Saved data entries
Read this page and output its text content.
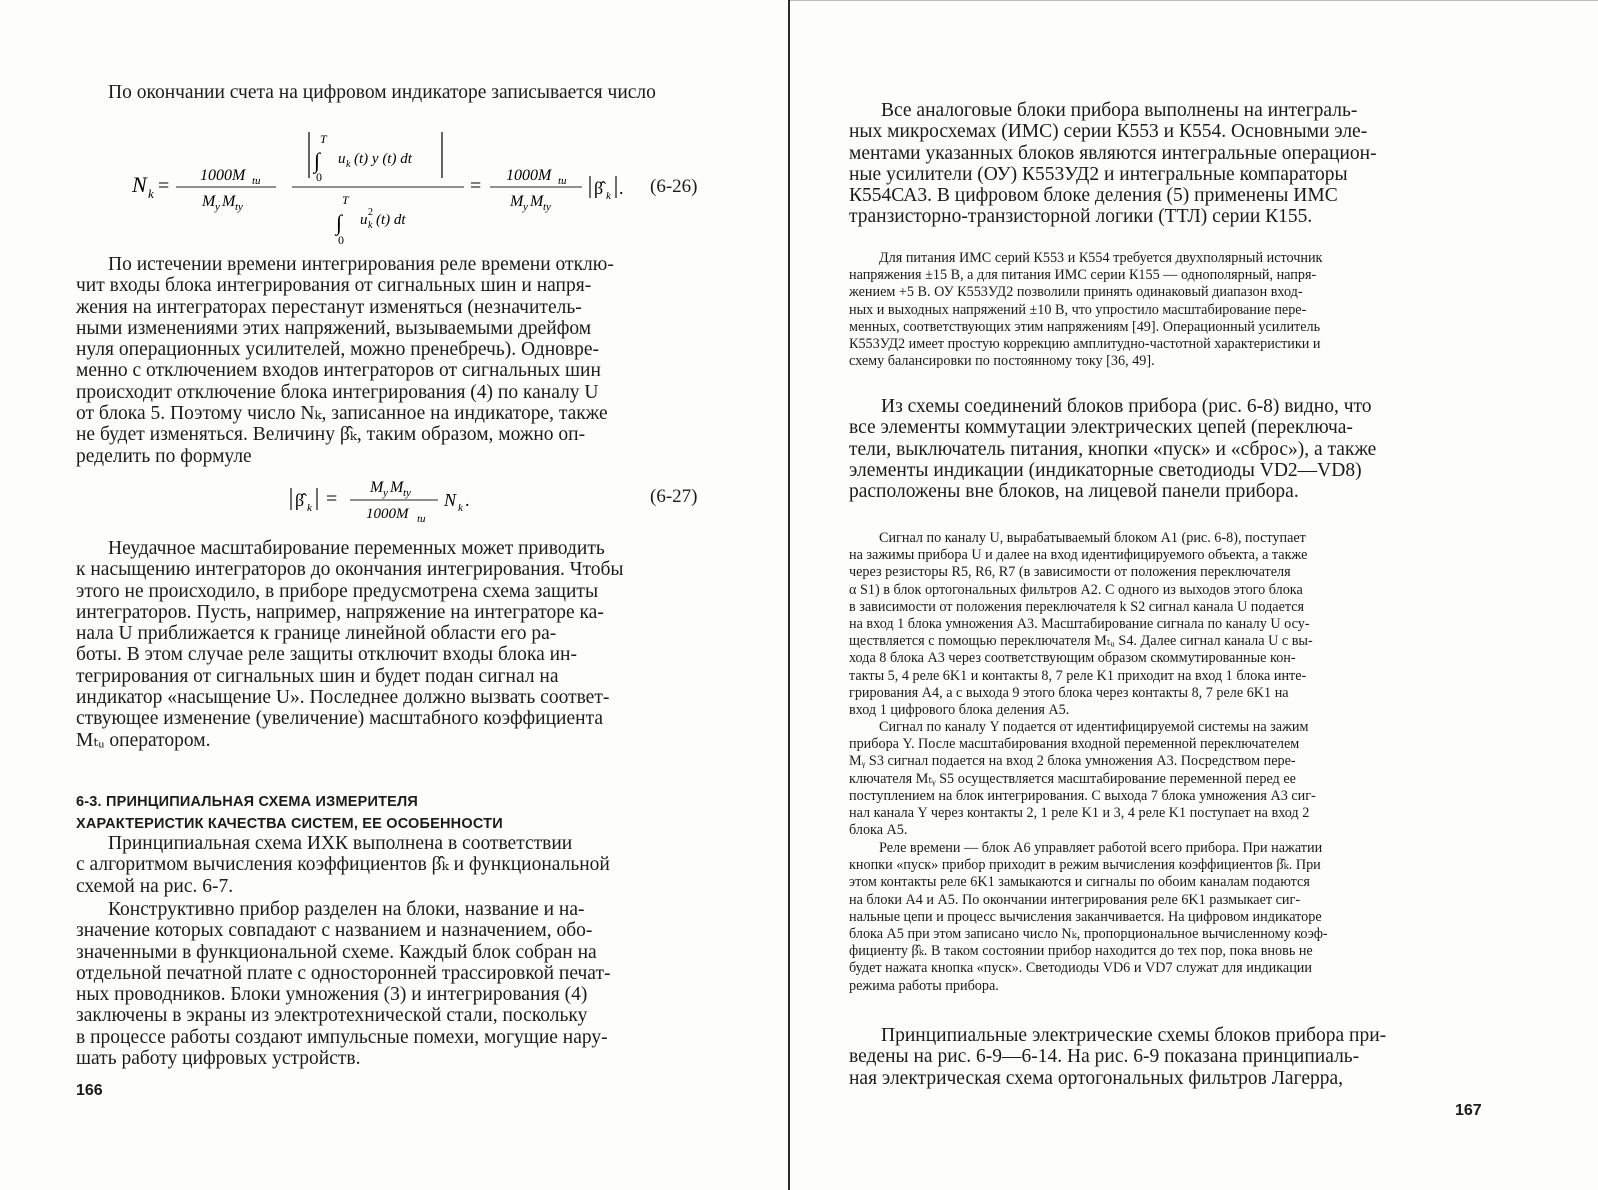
По окончании счета на цифровом индикаторе записывается число
N k = 1000M tu
M y M ty
T
∫
0
u k (t) y (t) dt
T
∫
0
u k
2 (t) dt
= 1000M tu
M y M ty
β̂ k . (6-26)
По истечении времени интегрирования реле времени отклю-
чит входы блока интегрирования от сигнальных шин и напря-
жения на интеграторах перестанут изменяться (незначитель-
ными изменениями этих напряжений, вызываемыми дрейфом
нуля операционных усилителей, можно пренебречь). Одновре-
менно с отключением входов интеграторов от сигнальных шин
происходит отключение блока интегрирования (4) по каналу U
от блока 5. Поэтому число Nₖ, записанное на индикаторе, также
не будет изменяться. Величину β̂ₖ, таким образом, можно оп-
ределить по формуле
β̂ k =
M y M ty
1000M tu
N k .	(6-27)
Неудачное масштабирование переменных может приводить
к насыщению интеграторов до окончания интегрирования. Чтобы
этого не происходило, в приборе предусмотрена схема защиты
интеграторов. Пусть, например, напряжение на интеграторе ка-
нала U приближается к границе линейной области его ра-
боты. В этом случае реле защиты отключит входы блока ин-
тегрирования от сигнальных шин и будет подан сигнал на
индикатор «насыщение U». Последнее должно вызвать соответ-
ствующее изменение (увеличение) масштабного коэффициента
Mₜᵤ оператором.
6-3. ПРИНЦИПИАЛЬНАЯ СХЕМА ИЗМЕРИТЕЛЯ
ХАРАКТЕРИСТИК КАЧЕСТВА СИСТЕМ, ЕЕ ОСОБЕННОСТИ
Принципиальная схема ИХК выполнена в соответствии
с алгоритмом вычисления коэффициентов β̂ₖ и функциональной
схемой на рис. 6-7.
Конструктивно прибор разделен на блоки, название и на-
значение которых совпадают с названием и назначением, обо-
значенными в функциональной схеме. Каждый блок собран на
отдельной печатной плате с односторонней трассировкой печат-
ных проводников. Блоки умножения (3) и интегрирования (4)
заключены в экраны из электротехнической стали, поскольку
в процессе работы создают импульсные помехи, могущие нару-
шать работу цифровых устройств.
166
Все аналоговые блоки прибора выполнены на интеграль-
ных микросхемах (ИМС) серии К553 и К554. Основными эле-
ментами указанных блоков являются интегральные операцион-
ные усилители (ОУ) К553УД2 и интегральные компараторы
К554СА3. В цифровом блоке деления (5) применены ИМС
транзисторно-транзисторной логики (ТТЛ) серии К155.
Для питания ИМС серий К553 и К554 требуется двухполярный источник
напряжения ±15 В, а для питания ИМС серии К155 — однополярный, напря-
жением +5 В. ОУ К553УД2 позволили принять одинаковый диапазон вход-
ных и выходных напряжений ±10 В, что упростило масштабирование пере-
менных, соответствующих этим напряжениям [49]. Операционный усилитель
К553УД2 имеет простую коррекцию амплитудно-частотной характеристики и
схему балансировки по постоянному току [36, 49].
Из схемы соединений блоков прибора (рис. 6-8) видно, что
все элементы коммутации электрических цепей (переключа-
тели, выключатель питания, кнопки «пуск» и «сброс»), а также
элементы индикации (индикаторные светодиоды VD2—VD8)
расположены вне блоков, на лицевой панели прибора.
Сигнал по каналу U, вырабатываемый блоком A1 (рис. 6-8), поступает
на зажимы прибора U и далее на вход идентифицируемого объекта, а также
через резисторы R5, R6, R7 (в зависимости от положения переключателя
α S1) в блок ортогональных фильтров A2. С одного из выходов этого блока
в зависимости от положения переключателя k S2 сигнал канала U подается
на вход 1 блока умножения A3. Масштабирование сигнала по каналу U осу-
ществляется с помощью переключателя Mₜᵤ S4. Далее сигнал канала U с вы-
хода 8 блока A3 через соответствующим образом скоммутированные кон-
такты 5, 4 реле 6K1 и контакты 8, 7 реле K1 приходит на вход 1 блока инте-
грирования A4, а с выхода 9 этого блока через контакты 8, 7 реле 6K1 на
вход 1 цифрового блока деления A5.
Сигнал по каналу Y подается от идентифицируемой системы на зажим
прибора Y. После масштабирования входной переменной переключателем
Mᵧ S3 сигнал подается на вход 2 блока умножения A3. Посредством пере-
ключателя Mₜᵧ S5 осуществляется масштабирование переменной перед ее
поступлением на блок интегрирования. С выхода 7 блока умножения A3 сиг-
нал канала Y через контакты 2, 1 реле K1 и 3, 4 реле K1 поступает на вход 2
блока A5.
Реле времени — блок A6 управляет работой всего прибора. При нажатии
кнопки «пуск» прибор приходит в режим вычисления коэффициентов β̂ₖ. При
этом контакты реле 6K1 замыкаются и сигналы по обоим каналам подаются
на блоки A4 и A5. По окончании интегрирования реле 6K1 размыкает сиг-
нальные цепи и процесс вычисления заканчивается. На цифровом индикаторе
блока A5 при этом записано число Nₖ, пропорциональное вычисленному коэф-
фициенту β̂ₖ. В таком состоянии прибор находится до тех пор, пока вновь не
будет нажата кнопка «пуск». Светодиоды VD6 и VD7 служат для индикации
режима работы прибора.
Принципиальные электрические схемы блоков прибора при-
ведены на рис. 6-9—6-14. На рис. 6-9 показана принципиаль-
ная электрическая схема ортогональных фильтров Лагерра,
167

*WORK INSTRUCTIONS*. Check every line of the data above for the string "через", and copy those that have it.

*TASK RESULT*.
через резисторы R5, R6, R7 (в зависимости от положения переключателя
хода 8 блока A3 через соответствующим образом скоммутированные кон-
грирования A4, а с выхода 9 этого блока через контакты 8, 7 реле 6K1 на
нал канала Y через контакты 2, 1 реле K1 и 3, 4 реле K1 поступает на вход 2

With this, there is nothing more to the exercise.